## Objective
Search the data for the string "value" and gather each line it is in.

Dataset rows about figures
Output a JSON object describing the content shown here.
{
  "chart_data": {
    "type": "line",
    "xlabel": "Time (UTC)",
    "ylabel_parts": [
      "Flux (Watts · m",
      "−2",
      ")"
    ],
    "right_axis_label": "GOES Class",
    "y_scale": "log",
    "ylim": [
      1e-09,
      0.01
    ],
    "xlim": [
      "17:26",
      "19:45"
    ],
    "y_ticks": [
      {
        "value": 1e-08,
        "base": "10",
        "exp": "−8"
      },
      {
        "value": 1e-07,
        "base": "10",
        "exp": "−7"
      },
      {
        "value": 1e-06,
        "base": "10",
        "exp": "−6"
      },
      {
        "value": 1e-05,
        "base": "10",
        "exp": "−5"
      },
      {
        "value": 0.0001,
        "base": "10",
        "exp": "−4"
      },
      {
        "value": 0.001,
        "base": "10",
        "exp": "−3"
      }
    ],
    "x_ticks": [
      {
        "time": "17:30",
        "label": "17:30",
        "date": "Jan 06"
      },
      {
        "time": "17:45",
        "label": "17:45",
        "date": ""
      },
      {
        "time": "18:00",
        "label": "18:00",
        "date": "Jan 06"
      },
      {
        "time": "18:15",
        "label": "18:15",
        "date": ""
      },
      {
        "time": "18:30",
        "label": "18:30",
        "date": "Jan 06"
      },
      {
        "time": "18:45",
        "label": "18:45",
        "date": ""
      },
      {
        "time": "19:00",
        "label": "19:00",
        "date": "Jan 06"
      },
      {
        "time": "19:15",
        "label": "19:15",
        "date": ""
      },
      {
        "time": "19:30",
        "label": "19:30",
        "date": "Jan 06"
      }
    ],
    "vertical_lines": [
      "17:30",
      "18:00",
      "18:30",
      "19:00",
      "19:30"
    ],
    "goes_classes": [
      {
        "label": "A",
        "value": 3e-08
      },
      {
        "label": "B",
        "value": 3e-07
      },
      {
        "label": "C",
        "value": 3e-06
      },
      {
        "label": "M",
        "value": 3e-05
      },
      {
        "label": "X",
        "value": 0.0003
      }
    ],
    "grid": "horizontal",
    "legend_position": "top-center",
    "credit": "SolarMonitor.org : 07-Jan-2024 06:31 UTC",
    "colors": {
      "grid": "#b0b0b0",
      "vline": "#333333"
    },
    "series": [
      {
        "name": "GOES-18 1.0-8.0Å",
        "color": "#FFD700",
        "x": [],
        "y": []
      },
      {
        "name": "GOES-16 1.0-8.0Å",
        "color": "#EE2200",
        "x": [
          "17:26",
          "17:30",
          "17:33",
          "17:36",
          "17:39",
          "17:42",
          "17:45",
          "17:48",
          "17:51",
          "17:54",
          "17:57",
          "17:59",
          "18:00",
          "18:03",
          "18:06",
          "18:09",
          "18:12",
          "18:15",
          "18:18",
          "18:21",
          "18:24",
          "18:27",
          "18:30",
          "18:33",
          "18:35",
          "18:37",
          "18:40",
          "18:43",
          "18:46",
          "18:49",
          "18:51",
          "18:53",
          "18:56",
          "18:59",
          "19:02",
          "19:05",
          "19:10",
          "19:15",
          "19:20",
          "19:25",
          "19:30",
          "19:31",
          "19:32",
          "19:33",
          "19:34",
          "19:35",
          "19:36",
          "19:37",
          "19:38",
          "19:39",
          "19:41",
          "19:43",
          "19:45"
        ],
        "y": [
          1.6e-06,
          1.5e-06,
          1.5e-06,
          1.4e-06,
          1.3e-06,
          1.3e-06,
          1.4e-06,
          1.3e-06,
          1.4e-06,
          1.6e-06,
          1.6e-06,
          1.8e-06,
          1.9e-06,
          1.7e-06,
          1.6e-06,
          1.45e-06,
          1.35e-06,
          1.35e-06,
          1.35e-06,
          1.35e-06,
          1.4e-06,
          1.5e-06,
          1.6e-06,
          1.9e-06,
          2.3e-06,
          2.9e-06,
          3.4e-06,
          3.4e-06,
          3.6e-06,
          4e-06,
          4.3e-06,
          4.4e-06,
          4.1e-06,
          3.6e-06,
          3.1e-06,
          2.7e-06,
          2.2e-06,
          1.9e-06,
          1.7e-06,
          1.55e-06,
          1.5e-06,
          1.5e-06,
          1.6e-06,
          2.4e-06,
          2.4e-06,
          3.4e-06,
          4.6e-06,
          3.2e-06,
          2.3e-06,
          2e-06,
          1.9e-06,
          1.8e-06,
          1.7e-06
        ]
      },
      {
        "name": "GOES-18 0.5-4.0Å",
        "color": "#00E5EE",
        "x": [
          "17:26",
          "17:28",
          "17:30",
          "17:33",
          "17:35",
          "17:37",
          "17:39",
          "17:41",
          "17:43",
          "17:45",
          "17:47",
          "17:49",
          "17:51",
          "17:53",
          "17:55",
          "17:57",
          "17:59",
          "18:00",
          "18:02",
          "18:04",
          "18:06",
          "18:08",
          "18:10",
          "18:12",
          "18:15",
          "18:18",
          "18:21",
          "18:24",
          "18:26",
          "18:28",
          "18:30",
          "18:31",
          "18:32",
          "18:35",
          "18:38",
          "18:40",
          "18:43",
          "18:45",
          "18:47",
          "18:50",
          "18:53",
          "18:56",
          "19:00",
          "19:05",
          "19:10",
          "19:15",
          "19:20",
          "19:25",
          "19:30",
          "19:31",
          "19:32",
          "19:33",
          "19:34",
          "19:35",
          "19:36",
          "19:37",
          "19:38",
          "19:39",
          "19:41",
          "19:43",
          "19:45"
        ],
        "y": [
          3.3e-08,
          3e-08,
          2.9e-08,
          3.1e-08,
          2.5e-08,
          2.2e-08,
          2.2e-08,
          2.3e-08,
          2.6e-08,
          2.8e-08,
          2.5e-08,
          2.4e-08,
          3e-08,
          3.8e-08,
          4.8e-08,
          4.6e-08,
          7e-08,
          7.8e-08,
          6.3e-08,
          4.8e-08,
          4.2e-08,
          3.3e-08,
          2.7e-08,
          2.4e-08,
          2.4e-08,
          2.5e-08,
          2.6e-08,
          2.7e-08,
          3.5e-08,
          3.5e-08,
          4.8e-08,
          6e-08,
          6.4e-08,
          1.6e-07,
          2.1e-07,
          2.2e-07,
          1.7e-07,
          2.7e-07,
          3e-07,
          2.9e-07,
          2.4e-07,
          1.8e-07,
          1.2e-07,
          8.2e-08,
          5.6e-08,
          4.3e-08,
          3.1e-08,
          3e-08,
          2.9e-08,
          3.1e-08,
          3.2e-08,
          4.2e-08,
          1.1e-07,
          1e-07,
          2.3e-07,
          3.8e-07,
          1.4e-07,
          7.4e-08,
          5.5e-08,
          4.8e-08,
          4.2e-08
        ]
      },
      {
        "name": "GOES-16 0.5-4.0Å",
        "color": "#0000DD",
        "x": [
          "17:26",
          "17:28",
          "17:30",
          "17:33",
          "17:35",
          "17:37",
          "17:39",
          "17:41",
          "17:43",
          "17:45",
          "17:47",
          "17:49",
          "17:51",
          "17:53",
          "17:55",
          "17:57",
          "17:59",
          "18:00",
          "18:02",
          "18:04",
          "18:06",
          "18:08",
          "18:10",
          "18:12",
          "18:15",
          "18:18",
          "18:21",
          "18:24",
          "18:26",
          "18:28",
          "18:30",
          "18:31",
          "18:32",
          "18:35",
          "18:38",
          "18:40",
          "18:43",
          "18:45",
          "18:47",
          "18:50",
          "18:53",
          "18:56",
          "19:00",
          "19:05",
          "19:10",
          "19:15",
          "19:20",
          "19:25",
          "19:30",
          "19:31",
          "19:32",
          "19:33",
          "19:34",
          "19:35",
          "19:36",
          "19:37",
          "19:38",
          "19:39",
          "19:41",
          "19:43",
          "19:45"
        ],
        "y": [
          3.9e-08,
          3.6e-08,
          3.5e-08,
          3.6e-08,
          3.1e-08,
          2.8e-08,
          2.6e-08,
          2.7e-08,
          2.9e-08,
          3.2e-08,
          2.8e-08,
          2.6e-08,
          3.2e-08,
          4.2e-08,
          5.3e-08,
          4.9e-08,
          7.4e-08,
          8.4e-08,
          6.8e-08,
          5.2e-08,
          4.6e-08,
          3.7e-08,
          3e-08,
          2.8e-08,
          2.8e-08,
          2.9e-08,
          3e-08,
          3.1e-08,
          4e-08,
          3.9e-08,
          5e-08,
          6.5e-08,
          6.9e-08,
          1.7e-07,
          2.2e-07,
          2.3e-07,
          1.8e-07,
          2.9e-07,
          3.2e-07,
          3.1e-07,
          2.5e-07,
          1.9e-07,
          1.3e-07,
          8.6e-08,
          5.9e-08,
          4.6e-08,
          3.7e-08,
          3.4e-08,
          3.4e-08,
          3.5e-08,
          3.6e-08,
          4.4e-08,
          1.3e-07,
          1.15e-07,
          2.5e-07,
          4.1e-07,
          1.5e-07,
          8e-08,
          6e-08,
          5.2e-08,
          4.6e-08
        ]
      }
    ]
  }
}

## Solution to the exercise
        "value": 1e-08,
        "value": 1e-07,
        "value": 1e-06,
        "value": 1e-05,
        "value": 0.0001,
        "value": 0.001,
        "value": 3e-08
        "value": 3e-07
        "value": 3e-06
        "value": 3e-05
        "value": 0.0003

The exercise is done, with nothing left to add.